## Extracted information
++++
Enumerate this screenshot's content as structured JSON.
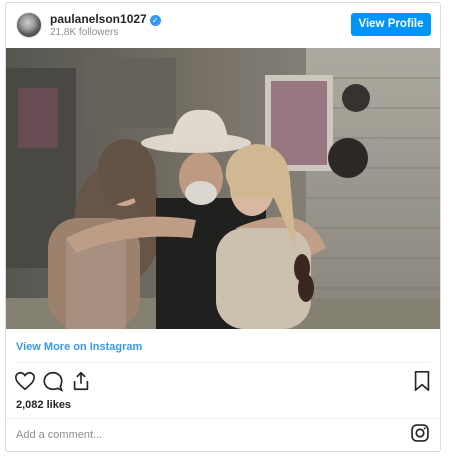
{
  "header": {
    "username": "paulanelson1027",
    "verified_mark": "✓",
    "followers": "21.8K followers",
    "view_profile_label": "View Profile"
  },
  "photo": {
    "description_icon": "instagram-photo"
  },
  "footer": {
    "view_more_label": "View More on Instagram",
    "likes": "2,082 likes",
    "comment_placeholder": "Add a comment..."
  },
  "colors": {
    "accent": "#0095f6",
    "link": "#3897f0",
    "muted": "#8e8e8e",
    "border": "#dbdbdb"
  },
  "icons": [
    "heart-icon",
    "comment-icon",
    "share-icon",
    "bookmark-icon",
    "instagram-logo-icon",
    "verified-badge-icon"
  ]
}
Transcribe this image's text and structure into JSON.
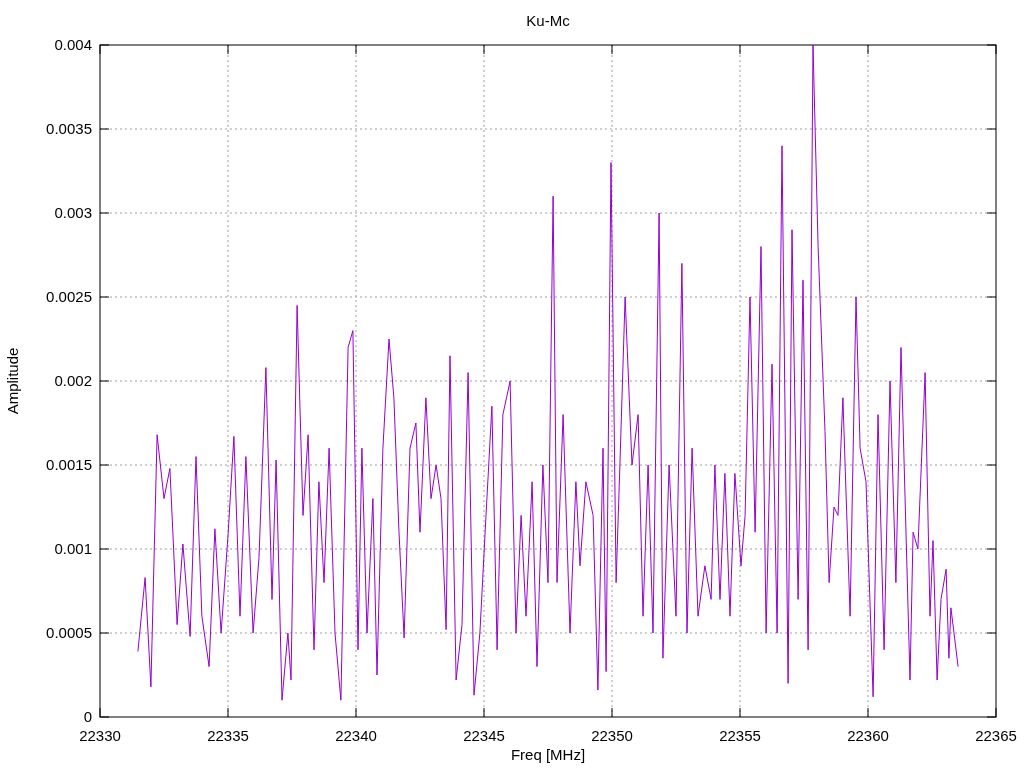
{
  "chart_data": {
    "type": "line",
    "grid": true,
    "title": "Ku-Mc",
    "xlabel": "Freq [MHz]",
    "ylabel": "Amplitude",
    "xlim": [
      22330,
      22365
    ],
    "ylim": [
      0,
      0.004
    ],
    "xticks": [
      22330,
      22335,
      22340,
      22345,
      22350,
      22355,
      22360,
      22365
    ],
    "yticks": [
      0,
      0.0005,
      0.001,
      0.0015,
      0.002,
      0.0025,
      0.003,
      0.0035,
      0.004
    ],
    "x": [
      22331.48,
      22331.76,
      22331.99,
      22332.23,
      22332.5,
      22332.73,
      22333.01,
      22333.24,
      22333.52,
      22333.75,
      22333.98,
      22334.26,
      22334.49,
      22334.73,
      22335,
      22335.23,
      22335.47,
      22335.7,
      22335.98,
      22336.21,
      22336.48,
      22336.72,
      22336.88,
      22337.11,
      22337.34,
      22337.46,
      22337.7,
      22337.93,
      22338.13,
      22338.36,
      22338.55,
      22338.75,
      22338.95,
      22339.18,
      22339.41,
      22339.69,
      22339.88,
      22340.08,
      22340.23,
      22340.43,
      22340.66,
      22340.82,
      22341.05,
      22341.29,
      22341.48,
      22341.68,
      22341.88,
      22342.11,
      22342.34,
      22342.5,
      22342.73,
      22342.93,
      22343.13,
      22343.32,
      22343.52,
      22343.67,
      22343.91,
      22344.14,
      22344.38,
      22344.61,
      22344.84,
      22345.08,
      22345.31,
      22345.51,
      22345.74,
      22346.02,
      22346.25,
      22346.45,
      22346.64,
      22346.88,
      22347.07,
      22347.3,
      22347.5,
      22347.7,
      22347.85,
      22348.09,
      22348.36,
      22348.59,
      22348.75,
      22348.98,
      22349.26,
      22349.45,
      22349.65,
      22349.77,
      22349.96,
      22350.16,
      22350.31,
      22350.51,
      22350.78,
      22351.02,
      22351.21,
      22351.41,
      22351.6,
      22351.84,
      22351.99,
      22352.23,
      22352.5,
      22352.73,
      22352.93,
      22353.13,
      22353.36,
      22353.63,
      22353.87,
      22354.02,
      22354.22,
      22354.41,
      22354.61,
      22354.8,
      22355.04,
      22355.2,
      22355.39,
      22355.59,
      22355.82,
      22356.02,
      22356.25,
      22356.45,
      22356.64,
      22356.88,
      22357.03,
      22357.27,
      22357.46,
      22357.66,
      22357.85,
      22358.05,
      22358.32,
      22358.48,
      22358.67,
      22358.83,
      22359.02,
      22359.3,
      22359.53,
      22359.69,
      22359.92,
      22360.2,
      22360.39,
      22360.63,
      22360.86,
      22361.09,
      22361.29,
      22361.52,
      22361.64,
      22361.76,
      22361.95,
      22362.23,
      22362.42,
      22362.54,
      22362.7,
      22362.85,
      22363.05,
      22363.16,
      22363.24,
      22363.52
    ],
    "series": [
      {
        "color": "#9400d3",
        "values": [
          0.00039,
          0.00083,
          0.00018,
          0.00168,
          0.0013,
          0.00148,
          0.00055,
          0.00103,
          0.00048,
          0.00155,
          0.0006,
          0.0003,
          0.00112,
          0.0005,
          0.00108,
          0.00167,
          0.0006,
          0.00155,
          0.0005,
          0.00095,
          0.00208,
          0.0007,
          0.00153,
          0.0001,
          0.0005,
          0.00022,
          0.00245,
          0.0012,
          0.00168,
          0.0004,
          0.0014,
          0.0008,
          0.0016,
          0.0005,
          0.0001,
          0.0022,
          0.0023,
          0.0004,
          0.0016,
          0.0005,
          0.0013,
          0.00025,
          0.0016,
          0.00225,
          0.0019,
          0.0011,
          0.00047,
          0.0016,
          0.00175,
          0.0011,
          0.0019,
          0.0013,
          0.0015,
          0.0013,
          0.00052,
          0.00215,
          0.00022,
          0.00055,
          0.00205,
          0.00013,
          0.0005,
          0.0012,
          0.00185,
          0.0004,
          0.0018,
          0.002,
          0.0005,
          0.0012,
          0.0006,
          0.0014,
          0.0003,
          0.0015,
          0.0008,
          0.0031,
          0.0008,
          0.0018,
          0.0005,
          0.0014,
          0.0009,
          0.0014,
          0.0012,
          0.00016,
          0.0016,
          0.00027,
          0.0033,
          0.0008,
          0.0015,
          0.0025,
          0.0015,
          0.0018,
          0.0006,
          0.0015,
          0.0005,
          0.003,
          0.00035,
          0.0015,
          0.0006,
          0.0027,
          0.0005,
          0.0016,
          0.0006,
          0.0009,
          0.0007,
          0.0015,
          0.0007,
          0.00145,
          0.0006,
          0.00145,
          0.0009,
          0.0012,
          0.0025,
          0.0011,
          0.0028,
          0.0005,
          0.0021,
          0.0005,
          0.0034,
          0.0002,
          0.0029,
          0.0007,
          0.0026,
          0.0004,
          0.004,
          0.0028,
          0.0017,
          0.0008,
          0.00125,
          0.0012,
          0.0019,
          0.0006,
          0.0025,
          0.0016,
          0.0014,
          0.00012,
          0.0018,
          0.0004,
          0.002,
          0.0008,
          0.0022,
          0.0009,
          0.00022,
          0.0011,
          0.001,
          0.00205,
          0.0006,
          0.00105,
          0.00022,
          0.0007,
          0.00088,
          0.00035,
          0.00065,
          0.0003
        ]
      }
    ]
  }
}
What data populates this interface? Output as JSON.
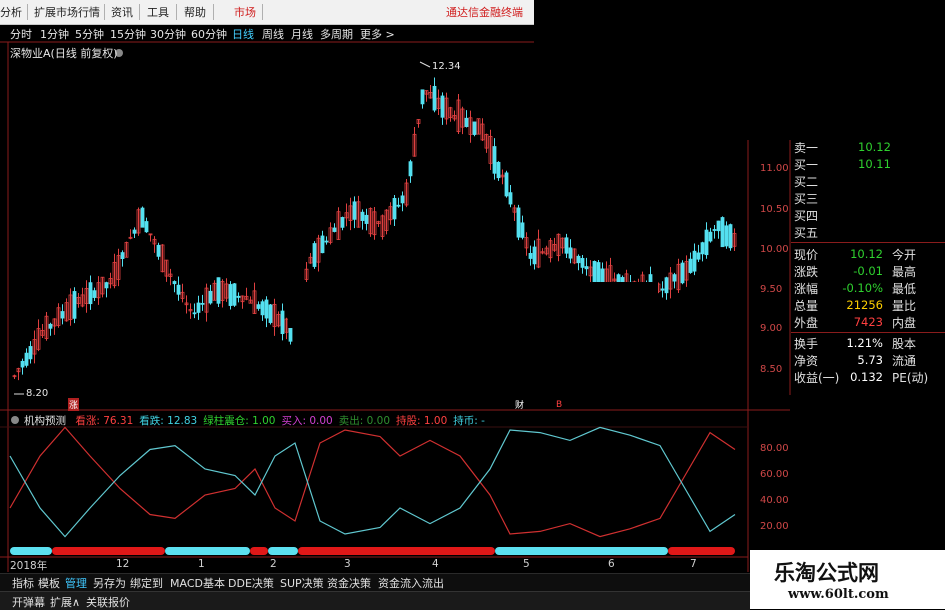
{
  "menu": {
    "items": [
      "分析",
      "扩展市场行情",
      "资讯",
      "工具",
      "帮助"
    ],
    "market": "市场",
    "brand": "通达信金融终端"
  },
  "periods": {
    "items": [
      "分时",
      "1分钟",
      "5分钟",
      "15分钟",
      "30分钟",
      "60分钟",
      "日线",
      "周线",
      "月线",
      "多周期",
      "更多 >"
    ],
    "active": "日线"
  },
  "stock": {
    "title": "深物业A(日线 前复权)",
    "high_label": "12.34",
    "low_label": "8.20",
    "markers": [
      "涨",
      "财",
      "B"
    ]
  },
  "price_axis": [
    "11.00",
    "10.50",
    "10.00",
    "9.50",
    "9.00",
    "8.50"
  ],
  "indicator": {
    "name": "机构预测",
    "fields": [
      {
        "label": "看涨:",
        "value": "76.31",
        "color": "#ff4040"
      },
      {
        "label": "看跌:",
        "value": "12.83",
        "color": "#40d0e0"
      },
      {
        "label": "绿柱震仓:",
        "value": "1.00",
        "color": "#2fd12f"
      },
      {
        "label": "买入:",
        "value": "0.00",
        "color": "#d040d0"
      },
      {
        "label": "卖出:",
        "value": "0.00",
        "color": "#2f8f2f"
      },
      {
        "label": "持股:",
        "value": "1.00",
        "color": "#ff4040"
      },
      {
        "label": "持币:",
        "value": "-",
        "color": "#40d0e0"
      }
    ],
    "axis": [
      "80.00",
      "60.00",
      "40.00",
      "20.00"
    ]
  },
  "xaxis": [
    "2018年",
    "12",
    "1",
    "2",
    "3",
    "4",
    "5",
    "6",
    "7"
  ],
  "quote": {
    "orders": [
      {
        "label": "卖一",
        "price": "10.12"
      },
      {
        "label": "买一",
        "price": "10.11"
      },
      {
        "label": "买二",
        "price": ""
      },
      {
        "label": "买三",
        "price": ""
      },
      {
        "label": "买四",
        "price": ""
      },
      {
        "label": "买五",
        "price": ""
      }
    ],
    "stats": [
      {
        "l1": "现价",
        "v1": "10.12",
        "c1": "green",
        "l2": "今开"
      },
      {
        "l1": "涨跌",
        "v1": "-0.01",
        "c1": "green",
        "l2": "最高"
      },
      {
        "l1": "涨幅",
        "v1": "-0.10%",
        "c1": "green",
        "l2": "最低"
      },
      {
        "l1": "总量",
        "v1": "21256",
        "c1": "yellow",
        "l2": "量比"
      },
      {
        "l1": "外盘",
        "v1": "7423",
        "c1": "red",
        "l2": "内盘"
      }
    ],
    "finance": [
      {
        "l1": "换手",
        "v1": "1.21%",
        "l2": "股本"
      },
      {
        "l1": "净资",
        "v1": "5.73",
        "l2": "流通"
      },
      {
        "l1": "收益(一)",
        "v1": "0.132",
        "l2": "PE(动)"
      }
    ]
  },
  "bottom_tabs": {
    "items": [
      "指标",
      "模板",
      "管理",
      "另存为",
      "绑定到",
      "MACD基本",
      "DDE决策",
      "SUP决策",
      "资金决策",
      "资金流入流出"
    ],
    "active": "管理"
  },
  "status": [
    "开弹幕",
    "扩展∧",
    "关联报价"
  ],
  "watermark": {
    "name": "乐淘公式网",
    "url": "www.60lt.com"
  }
}
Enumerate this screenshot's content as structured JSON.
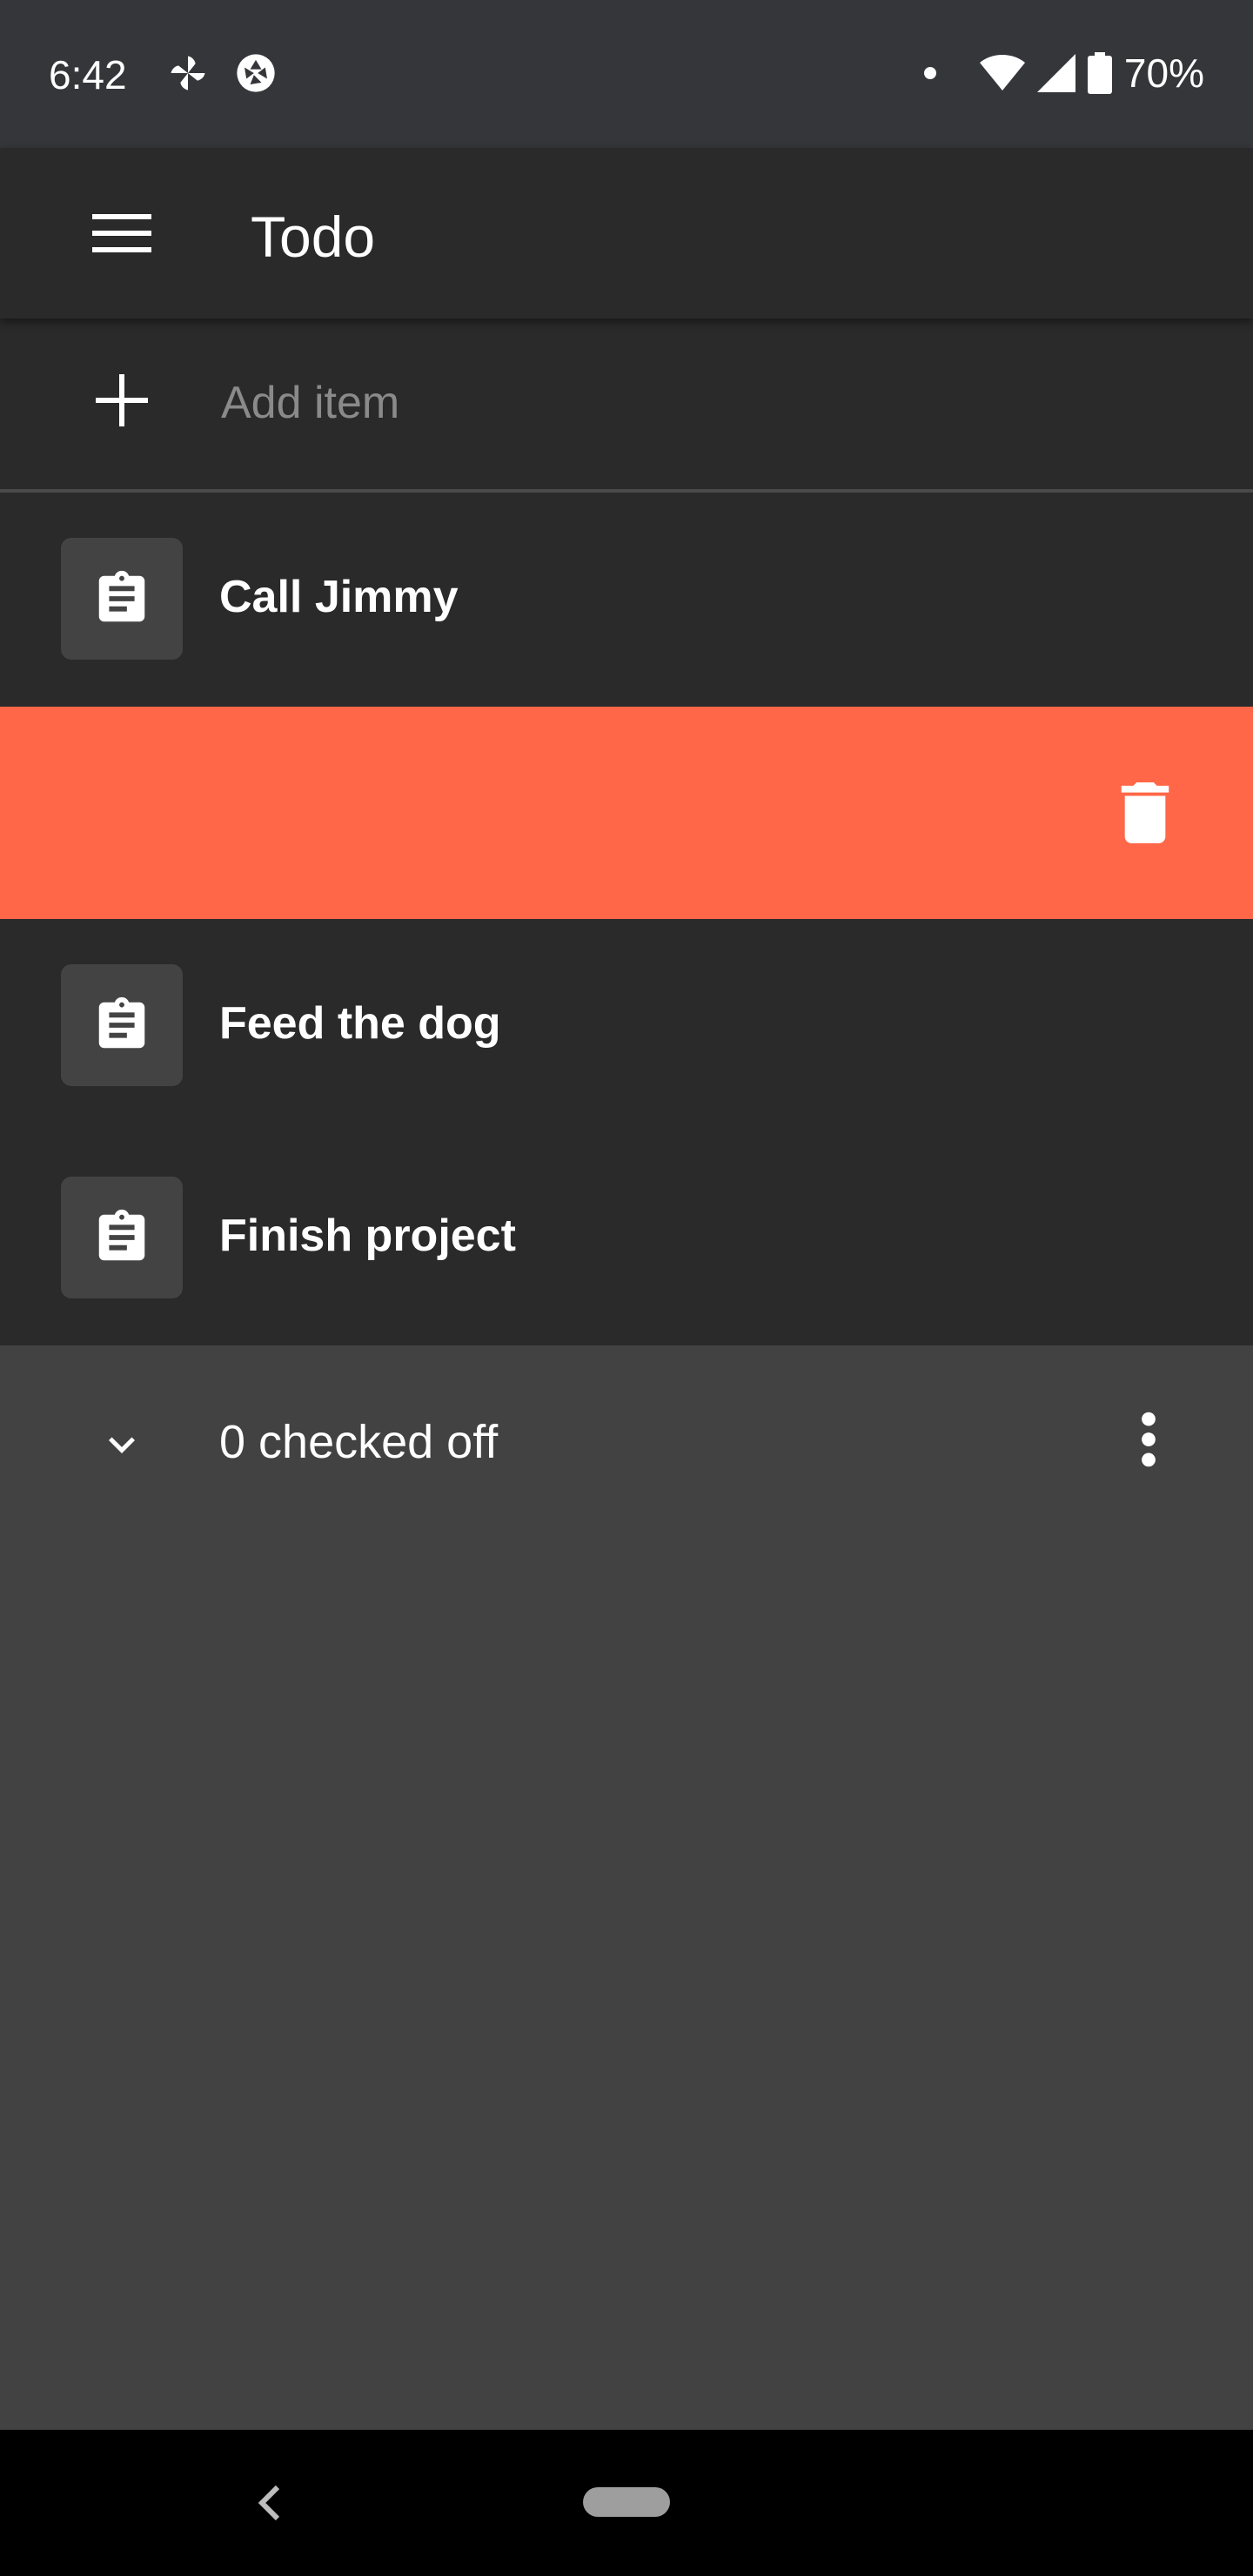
{
  "status_bar": {
    "time": "6:42",
    "notification_icons": [
      "pinwheel-icon",
      "aperture-icon"
    ],
    "battery_percent": "70%",
    "system_icons": [
      "dot-icon",
      "wifi-icon",
      "signal-icon",
      "battery-icon"
    ]
  },
  "app_bar": {
    "title": "Todo",
    "menu_icon": "menu-icon"
  },
  "add_item": {
    "placeholder": "Add item",
    "icon": "plus-icon"
  },
  "items": [
    {
      "label": "Call Jimmy",
      "icon": "clipboard-icon"
    },
    {
      "label": "Feed the dog",
      "icon": "clipboard-icon"
    },
    {
      "label": "Finish project",
      "icon": "clipboard-icon"
    }
  ],
  "swipe_action": {
    "icon": "trash-icon",
    "color": "#ff6748"
  },
  "checked_section": {
    "label": "0 checked off",
    "expand_icon": "chevron-down-icon",
    "more_icon": "more-vert-icon"
  },
  "colors": {
    "app_bar": "#2a2a2a",
    "list_background": "#2a2a2a",
    "page_background": "#424242",
    "status_bar": "#35363a",
    "delete_accent": "#ff6748"
  }
}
++++
## Written problem
Report all lines of the data that include the word "JSON".

## Output for this exercise
Enumerate this screenshot's content as structured JSON.
Transcribe this image's text and structure into JSON.
What data populates this interface? Output as JSON.
Enumerate this screenshot's content as structured JSON.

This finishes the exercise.